What is being asked: In the listing that follows, how many lines contain the string "Fizzy"? Provide only the number.

Items:
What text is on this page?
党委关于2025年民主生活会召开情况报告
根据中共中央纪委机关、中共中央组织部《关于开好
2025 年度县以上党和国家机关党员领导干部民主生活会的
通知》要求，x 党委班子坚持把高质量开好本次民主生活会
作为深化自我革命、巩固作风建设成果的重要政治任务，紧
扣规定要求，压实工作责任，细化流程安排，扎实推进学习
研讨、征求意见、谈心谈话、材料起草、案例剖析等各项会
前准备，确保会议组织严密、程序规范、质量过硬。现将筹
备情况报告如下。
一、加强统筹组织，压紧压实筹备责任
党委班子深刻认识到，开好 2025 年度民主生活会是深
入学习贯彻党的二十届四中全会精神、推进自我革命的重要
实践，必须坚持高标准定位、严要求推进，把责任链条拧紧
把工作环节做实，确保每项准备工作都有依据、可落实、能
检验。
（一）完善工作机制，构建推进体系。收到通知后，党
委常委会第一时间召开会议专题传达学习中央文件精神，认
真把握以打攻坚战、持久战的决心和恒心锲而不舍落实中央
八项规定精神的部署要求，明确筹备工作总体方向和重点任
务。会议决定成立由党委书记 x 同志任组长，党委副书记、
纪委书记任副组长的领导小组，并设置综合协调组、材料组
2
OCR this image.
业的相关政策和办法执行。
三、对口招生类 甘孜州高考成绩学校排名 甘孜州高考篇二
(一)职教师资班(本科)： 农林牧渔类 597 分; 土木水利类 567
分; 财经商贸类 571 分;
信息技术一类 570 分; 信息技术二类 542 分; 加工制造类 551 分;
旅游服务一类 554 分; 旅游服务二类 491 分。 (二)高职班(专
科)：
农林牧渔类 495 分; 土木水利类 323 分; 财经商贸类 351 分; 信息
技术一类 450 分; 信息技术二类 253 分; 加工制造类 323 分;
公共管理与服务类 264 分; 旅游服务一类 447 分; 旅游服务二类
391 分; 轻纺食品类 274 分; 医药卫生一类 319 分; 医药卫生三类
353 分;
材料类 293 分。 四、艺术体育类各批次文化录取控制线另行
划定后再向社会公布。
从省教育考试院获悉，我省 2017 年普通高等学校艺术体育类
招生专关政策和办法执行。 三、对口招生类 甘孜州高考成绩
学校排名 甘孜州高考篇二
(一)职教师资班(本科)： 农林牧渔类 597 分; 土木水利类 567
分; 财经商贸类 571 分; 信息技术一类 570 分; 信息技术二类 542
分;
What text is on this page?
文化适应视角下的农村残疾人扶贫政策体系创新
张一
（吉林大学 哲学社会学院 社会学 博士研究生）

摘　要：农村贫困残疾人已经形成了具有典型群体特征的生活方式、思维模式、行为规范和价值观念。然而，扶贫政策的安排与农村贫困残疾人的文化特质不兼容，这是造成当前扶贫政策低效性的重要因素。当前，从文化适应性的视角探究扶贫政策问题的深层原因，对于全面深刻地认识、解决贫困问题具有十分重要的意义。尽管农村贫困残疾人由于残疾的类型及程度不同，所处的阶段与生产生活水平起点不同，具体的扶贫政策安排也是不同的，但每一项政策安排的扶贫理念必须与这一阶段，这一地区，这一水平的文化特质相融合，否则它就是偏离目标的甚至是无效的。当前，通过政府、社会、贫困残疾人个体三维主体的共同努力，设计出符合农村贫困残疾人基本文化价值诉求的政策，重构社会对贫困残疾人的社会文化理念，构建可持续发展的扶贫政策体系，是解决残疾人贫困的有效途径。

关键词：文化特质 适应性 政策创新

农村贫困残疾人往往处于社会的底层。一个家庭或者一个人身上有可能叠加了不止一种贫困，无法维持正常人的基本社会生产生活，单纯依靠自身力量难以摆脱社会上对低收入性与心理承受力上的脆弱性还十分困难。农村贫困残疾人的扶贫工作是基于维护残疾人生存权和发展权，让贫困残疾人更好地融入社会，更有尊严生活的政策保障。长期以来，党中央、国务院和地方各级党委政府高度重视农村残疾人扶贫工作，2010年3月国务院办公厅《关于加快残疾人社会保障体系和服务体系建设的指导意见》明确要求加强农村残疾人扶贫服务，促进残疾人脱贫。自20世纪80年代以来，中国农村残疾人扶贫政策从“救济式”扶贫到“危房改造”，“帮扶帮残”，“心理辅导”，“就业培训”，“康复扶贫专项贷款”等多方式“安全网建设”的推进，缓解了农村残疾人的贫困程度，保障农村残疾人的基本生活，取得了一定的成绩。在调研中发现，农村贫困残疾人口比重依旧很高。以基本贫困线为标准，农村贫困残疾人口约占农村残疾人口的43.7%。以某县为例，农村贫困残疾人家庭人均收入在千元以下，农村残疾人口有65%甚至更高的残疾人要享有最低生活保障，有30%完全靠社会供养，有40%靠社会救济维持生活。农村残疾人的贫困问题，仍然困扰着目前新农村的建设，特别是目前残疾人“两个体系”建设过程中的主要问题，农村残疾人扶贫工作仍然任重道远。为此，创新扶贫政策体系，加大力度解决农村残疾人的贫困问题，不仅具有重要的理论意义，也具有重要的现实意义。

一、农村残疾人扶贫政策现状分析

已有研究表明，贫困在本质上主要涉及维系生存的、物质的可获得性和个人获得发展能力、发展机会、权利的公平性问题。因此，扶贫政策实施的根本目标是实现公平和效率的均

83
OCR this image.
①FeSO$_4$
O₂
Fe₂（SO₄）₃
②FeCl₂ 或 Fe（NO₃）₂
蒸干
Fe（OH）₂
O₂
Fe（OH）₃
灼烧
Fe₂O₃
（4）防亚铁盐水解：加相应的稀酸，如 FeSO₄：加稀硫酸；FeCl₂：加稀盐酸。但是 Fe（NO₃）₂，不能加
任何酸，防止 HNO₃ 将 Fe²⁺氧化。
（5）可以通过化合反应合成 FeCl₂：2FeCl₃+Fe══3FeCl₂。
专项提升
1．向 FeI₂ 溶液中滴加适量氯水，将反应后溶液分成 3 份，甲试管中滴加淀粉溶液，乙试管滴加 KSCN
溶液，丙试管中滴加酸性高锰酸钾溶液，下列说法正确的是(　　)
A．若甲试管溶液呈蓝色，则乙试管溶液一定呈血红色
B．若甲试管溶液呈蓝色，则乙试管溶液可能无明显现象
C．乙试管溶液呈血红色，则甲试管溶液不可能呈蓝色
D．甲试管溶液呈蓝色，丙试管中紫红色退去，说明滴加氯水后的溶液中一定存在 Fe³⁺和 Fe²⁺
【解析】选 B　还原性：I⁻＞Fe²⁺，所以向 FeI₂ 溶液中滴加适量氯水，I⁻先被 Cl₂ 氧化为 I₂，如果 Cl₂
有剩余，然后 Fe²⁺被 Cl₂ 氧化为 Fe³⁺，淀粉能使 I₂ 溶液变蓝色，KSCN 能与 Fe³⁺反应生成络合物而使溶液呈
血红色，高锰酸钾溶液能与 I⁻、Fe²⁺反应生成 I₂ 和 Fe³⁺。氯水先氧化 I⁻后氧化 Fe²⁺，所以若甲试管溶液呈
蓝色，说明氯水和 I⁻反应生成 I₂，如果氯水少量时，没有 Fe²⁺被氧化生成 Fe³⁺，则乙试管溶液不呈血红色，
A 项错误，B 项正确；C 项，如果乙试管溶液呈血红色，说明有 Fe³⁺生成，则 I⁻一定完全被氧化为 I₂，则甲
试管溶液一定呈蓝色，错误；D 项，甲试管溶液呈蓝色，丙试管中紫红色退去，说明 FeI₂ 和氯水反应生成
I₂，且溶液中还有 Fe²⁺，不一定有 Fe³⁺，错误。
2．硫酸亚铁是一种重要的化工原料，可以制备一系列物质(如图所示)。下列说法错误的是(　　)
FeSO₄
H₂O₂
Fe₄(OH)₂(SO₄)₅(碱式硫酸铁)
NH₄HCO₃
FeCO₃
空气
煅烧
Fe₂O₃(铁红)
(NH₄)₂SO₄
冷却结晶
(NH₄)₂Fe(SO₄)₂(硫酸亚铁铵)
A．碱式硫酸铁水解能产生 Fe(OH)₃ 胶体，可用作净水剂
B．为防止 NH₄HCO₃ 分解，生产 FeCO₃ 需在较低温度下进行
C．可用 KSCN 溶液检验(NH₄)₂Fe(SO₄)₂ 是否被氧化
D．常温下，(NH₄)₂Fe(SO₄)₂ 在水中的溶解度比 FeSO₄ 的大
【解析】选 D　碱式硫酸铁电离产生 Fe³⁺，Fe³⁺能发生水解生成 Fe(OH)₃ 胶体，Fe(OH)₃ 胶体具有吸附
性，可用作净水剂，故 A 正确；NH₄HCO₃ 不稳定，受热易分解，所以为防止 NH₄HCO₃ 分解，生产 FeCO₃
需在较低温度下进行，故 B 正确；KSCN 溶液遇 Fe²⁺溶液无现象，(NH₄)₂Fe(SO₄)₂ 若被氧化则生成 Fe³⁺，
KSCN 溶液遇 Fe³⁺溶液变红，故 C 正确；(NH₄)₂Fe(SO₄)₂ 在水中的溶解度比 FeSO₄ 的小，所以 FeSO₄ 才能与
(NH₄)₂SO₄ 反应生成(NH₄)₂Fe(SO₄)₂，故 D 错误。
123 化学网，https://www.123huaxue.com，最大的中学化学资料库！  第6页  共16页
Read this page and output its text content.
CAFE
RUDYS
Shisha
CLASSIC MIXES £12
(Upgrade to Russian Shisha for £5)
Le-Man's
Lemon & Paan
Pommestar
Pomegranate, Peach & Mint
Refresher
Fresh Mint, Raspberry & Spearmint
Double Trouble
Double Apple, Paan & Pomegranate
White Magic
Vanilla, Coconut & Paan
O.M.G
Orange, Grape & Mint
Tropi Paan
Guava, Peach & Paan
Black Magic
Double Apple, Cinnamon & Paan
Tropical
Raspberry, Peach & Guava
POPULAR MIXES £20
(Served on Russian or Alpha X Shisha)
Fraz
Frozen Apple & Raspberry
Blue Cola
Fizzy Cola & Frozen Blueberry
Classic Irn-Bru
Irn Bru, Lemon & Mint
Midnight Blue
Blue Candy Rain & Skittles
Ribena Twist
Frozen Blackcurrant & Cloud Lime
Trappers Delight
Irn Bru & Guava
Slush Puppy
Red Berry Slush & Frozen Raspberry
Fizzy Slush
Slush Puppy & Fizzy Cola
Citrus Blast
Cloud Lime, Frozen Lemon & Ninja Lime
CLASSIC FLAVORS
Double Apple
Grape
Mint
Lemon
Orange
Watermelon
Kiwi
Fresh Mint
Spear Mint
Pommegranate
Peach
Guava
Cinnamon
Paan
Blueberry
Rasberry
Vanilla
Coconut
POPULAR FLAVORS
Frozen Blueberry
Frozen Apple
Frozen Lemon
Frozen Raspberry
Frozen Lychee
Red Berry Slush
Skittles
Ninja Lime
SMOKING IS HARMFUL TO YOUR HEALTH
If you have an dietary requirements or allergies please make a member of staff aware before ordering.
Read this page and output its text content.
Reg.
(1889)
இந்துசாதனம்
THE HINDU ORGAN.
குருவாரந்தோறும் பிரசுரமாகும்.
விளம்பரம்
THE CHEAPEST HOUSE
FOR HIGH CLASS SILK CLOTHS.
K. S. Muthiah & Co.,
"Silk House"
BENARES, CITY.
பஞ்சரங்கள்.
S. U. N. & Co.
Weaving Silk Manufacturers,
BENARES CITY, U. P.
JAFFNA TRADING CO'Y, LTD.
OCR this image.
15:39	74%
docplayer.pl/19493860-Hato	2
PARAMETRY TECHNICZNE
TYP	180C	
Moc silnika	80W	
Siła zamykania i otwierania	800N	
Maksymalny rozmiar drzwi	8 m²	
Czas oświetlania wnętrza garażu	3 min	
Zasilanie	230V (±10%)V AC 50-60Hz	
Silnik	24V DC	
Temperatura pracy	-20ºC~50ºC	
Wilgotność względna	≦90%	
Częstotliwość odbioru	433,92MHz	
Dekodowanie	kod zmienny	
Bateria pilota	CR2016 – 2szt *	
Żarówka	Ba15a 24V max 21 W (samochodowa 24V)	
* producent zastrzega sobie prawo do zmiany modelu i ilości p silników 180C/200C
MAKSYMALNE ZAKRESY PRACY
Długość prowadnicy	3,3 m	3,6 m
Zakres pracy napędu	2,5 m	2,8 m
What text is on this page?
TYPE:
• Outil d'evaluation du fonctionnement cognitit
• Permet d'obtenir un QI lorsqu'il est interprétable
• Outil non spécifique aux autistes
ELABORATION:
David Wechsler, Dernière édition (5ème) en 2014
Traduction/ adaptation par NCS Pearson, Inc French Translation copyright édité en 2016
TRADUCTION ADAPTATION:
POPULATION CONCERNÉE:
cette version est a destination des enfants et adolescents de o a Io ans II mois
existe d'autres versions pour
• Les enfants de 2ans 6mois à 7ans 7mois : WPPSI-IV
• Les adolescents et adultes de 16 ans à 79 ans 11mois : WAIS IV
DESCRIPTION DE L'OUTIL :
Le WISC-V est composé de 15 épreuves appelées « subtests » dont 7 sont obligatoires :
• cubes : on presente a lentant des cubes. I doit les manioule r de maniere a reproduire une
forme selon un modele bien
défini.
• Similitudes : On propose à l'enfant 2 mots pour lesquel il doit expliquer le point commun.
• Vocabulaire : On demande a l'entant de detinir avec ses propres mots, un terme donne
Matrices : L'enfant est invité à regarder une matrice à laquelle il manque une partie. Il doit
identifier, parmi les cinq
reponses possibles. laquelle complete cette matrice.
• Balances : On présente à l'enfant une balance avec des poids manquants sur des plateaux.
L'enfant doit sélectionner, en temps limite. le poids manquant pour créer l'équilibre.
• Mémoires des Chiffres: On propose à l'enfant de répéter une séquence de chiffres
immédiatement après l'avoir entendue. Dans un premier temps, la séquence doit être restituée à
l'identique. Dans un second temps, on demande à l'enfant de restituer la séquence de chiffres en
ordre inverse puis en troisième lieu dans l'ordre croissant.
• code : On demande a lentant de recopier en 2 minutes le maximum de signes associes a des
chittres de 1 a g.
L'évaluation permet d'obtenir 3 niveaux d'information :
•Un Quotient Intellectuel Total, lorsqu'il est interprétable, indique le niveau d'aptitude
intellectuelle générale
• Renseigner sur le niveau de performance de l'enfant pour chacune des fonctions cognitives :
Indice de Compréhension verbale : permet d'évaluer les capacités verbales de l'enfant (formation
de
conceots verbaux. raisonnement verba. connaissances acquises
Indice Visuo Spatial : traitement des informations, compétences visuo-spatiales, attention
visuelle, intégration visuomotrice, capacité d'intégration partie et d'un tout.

Complete output: 3